Task instructions:
Write out every record below exactly as it appears.

Given data:
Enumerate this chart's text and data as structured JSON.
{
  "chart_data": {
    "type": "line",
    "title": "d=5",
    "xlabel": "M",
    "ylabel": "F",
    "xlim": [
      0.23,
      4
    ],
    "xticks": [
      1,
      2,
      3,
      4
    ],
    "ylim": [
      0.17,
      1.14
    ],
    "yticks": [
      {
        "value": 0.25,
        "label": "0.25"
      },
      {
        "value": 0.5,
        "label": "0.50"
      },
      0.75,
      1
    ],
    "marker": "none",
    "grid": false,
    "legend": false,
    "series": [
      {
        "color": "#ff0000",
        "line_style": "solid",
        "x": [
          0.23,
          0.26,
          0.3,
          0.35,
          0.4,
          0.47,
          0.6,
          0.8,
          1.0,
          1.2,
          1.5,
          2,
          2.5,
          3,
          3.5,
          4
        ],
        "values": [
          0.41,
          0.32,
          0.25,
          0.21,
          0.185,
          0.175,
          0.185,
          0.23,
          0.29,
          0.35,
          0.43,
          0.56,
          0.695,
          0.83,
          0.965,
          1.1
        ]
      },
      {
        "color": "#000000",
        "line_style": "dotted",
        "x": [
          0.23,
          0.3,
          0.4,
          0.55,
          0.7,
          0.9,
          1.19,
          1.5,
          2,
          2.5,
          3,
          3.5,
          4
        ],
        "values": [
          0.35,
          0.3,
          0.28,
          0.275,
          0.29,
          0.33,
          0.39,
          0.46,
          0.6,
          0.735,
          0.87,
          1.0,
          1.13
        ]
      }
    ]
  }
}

Finished exercise:
Enumerate this chart's text and data as structured JSON.
{
  "chart_data": {
    "type": "line",
    "title": "d=5",
    "xlabel": "M",
    "ylabel": "F",
    "xlim": [
      0.23,
      4
    ],
    "xticks": [
      1,
      2,
      3,
      4
    ],
    "ylim": [
      0.17,
      1.14
    ],
    "yticks": [
      {
        "value": 0.25,
        "label": "0.25"
      },
      {
        "value": 0.5,
        "label": "0.50"
      },
      0.75,
      1
    ],
    "marker": "none",
    "grid": false,
    "legend": false,
    "series": [
      {
        "color": "#ff0000",
        "line_style": "solid",
        "x": [
          0.23,
          0.26,
          0.3,
          0.35,
          0.4,
          0.47,
          0.6,
          0.8,
          1.0,
          1.2,
          1.5,
          2,
          2.5,
          3,
          3.5,
          4
        ],
        "values": [
          0.41,
          0.32,
          0.25,
          0.21,
          0.185,
          0.175,
          0.185,
          0.23,
          0.29,
          0.35,
          0.43,
          0.56,
          0.695,
          0.83,
          0.965,
          1.1
        ]
      },
      {
        "color": "#000000",
        "line_style": "dotted",
        "x": [
          0.23,
          0.3,
          0.4,
          0.55,
          0.7,
          0.9,
          1.19,
          1.5,
          2,
          2.5,
          3,
          3.5,
          4
        ],
        "values": [
          0.35,
          0.3,
          0.28,
          0.275,
          0.29,
          0.33,
          0.39,
          0.46,
          0.6,
          0.735,
          0.87,
          1.0,
          1.13
        ]
      }
    ]
  }
}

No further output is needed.